APNIC Pty Ltd.

10/01/2024 | Press release | Distributed by Public on 09/30/2024 19:33

RPKI: Deployed is better than perfect

Generated by AI.

Haya Schulmann and Niklas Vogel co-authored this work

Starting as an experimental technology in the mid-2000s, the Resource Public Key Infrastructure (RPKI) became a central component in the Internet and already affects a significant fraction of networks. Today, over 50% of announced prefixes are covered with Route Origin Authorizations (ROA), and about 25% of networks enforce Route Origin Validation (ROV).

Until recently, few outside the Internet operational, engineering, and research communities were aware of RPKI. That changed in September 2024 when the White House identified RPKI as the key component for securing Internet routing, pushing RPKI from niche to mainstream. It may be expected that mainstream technologies are fully mature, in particular, stable and secure. As a niche technology, RPKI developed organically in many small steps, each inching a bit closer to maturity. However, studies show that RPKI is far from being fully mature.

We review the problems and hurdles in RPKI specification, implementations, and deployments and discuss what these issues actually mean in practice. Can RPKI align with the expectations outlined in the White House roadmap? Did the White House push for adopting an immature technology, potentially doing more harm than good? Or did the White House promote the best available, good enough technology, motivating research and industry to speed up and put more resources behind improving RPKI?

Certainly, RPKI is not perfect, but is it good enough?

The answer, as we will explore, varies depending on one's viewpoint.

Challenges in RPKI specification, implementations, and deployments

Specification has conflicting and vague requirements

IETF defined about 40 RPKI-related RFCs, which are generally complementary so that each document addresses a specific aspect of the RPKI ecosystem. Although the multiple standards aim to address missing or vague details and guide the developers in implementing RPKI, their large number and often conflicting or vague requirements increase the complexity and hence the risk of bugs and vulnerabilities.

Vague or under-specified requirements can lead to routing instabilities, rejected routes, and even security vulnerabilities because the conflicting rules create small windows where a network could unintentionally accept hijacked prefixes or block legitimate ones.

Listed entries:
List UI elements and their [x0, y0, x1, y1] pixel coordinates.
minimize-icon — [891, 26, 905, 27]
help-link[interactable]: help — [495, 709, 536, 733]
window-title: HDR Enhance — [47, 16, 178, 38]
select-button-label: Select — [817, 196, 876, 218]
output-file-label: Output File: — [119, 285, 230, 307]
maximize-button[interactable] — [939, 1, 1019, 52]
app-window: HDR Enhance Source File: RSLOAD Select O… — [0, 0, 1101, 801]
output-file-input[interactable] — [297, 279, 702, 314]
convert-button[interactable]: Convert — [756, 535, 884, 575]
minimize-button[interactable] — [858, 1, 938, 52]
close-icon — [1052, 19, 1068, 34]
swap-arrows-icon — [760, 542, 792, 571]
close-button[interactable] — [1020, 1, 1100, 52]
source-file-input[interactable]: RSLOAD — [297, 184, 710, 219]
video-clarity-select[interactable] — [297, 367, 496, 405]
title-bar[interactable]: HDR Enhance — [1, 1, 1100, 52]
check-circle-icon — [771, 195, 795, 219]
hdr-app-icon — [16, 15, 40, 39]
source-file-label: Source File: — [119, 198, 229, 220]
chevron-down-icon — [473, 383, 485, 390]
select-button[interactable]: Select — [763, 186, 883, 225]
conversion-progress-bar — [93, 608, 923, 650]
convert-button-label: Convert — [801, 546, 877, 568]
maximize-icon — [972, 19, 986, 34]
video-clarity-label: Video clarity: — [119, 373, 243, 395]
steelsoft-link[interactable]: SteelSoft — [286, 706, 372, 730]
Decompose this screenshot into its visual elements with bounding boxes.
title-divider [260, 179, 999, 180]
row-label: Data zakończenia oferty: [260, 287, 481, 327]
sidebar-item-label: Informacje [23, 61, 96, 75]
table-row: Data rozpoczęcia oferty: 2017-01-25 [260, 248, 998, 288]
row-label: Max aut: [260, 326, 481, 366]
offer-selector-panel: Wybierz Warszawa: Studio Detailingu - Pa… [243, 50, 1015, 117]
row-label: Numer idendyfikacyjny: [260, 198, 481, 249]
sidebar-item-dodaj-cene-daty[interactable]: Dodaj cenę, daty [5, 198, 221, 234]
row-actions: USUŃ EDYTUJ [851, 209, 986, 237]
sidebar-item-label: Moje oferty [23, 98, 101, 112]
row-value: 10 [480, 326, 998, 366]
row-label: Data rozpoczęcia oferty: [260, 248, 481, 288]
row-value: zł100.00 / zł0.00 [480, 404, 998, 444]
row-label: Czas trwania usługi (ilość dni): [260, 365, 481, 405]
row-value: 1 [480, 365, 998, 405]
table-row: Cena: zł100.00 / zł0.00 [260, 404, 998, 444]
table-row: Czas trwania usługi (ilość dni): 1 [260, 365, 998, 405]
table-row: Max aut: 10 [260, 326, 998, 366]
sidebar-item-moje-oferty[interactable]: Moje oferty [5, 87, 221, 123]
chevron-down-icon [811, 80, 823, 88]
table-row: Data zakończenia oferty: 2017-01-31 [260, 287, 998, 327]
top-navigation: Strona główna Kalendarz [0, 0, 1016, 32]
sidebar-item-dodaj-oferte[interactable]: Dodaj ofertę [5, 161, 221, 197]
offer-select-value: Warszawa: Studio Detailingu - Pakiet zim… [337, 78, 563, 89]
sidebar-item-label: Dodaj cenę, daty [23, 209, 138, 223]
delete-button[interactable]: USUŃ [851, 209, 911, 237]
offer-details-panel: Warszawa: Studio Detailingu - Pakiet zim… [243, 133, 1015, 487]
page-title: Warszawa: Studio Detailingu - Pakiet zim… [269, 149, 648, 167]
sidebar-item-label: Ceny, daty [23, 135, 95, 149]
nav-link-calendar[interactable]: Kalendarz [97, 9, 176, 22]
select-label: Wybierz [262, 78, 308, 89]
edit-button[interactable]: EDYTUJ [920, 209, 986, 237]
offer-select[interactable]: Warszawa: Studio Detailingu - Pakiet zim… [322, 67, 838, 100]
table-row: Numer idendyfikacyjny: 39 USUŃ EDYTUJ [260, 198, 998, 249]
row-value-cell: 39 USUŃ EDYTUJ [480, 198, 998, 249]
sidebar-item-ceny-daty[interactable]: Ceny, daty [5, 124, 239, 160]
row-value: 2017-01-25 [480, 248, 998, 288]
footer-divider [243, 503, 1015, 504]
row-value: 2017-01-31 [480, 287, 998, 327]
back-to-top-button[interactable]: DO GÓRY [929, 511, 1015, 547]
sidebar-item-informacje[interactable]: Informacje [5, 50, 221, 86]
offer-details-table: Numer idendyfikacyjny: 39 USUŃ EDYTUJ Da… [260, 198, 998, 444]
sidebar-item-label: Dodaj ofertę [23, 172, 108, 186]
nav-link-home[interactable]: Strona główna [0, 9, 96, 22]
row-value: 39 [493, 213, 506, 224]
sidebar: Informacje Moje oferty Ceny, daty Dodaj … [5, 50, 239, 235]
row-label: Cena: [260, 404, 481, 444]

Stated goal: For each statement below, tell whether the RPKI article supports it, giving yes or no and quoting the article's deciding words. 1. More than half of announced prefixes are covered with Route Origin Authorizations. 2. About half of networks enforce Route Origin Validation. 3. The IETF's RPKI-related RFCs largely repeat one another.

Task solution:
1. Yes: "Today, over 50% of announced prefixes are covered with Route Origin Authorizations (ROA)"
2. No: "about 25% of networks enforce Route Origin Validation (ROV)"
3. No: "which are generally complementary so that each document addresses a specific aspect of the RPKI ecosystem"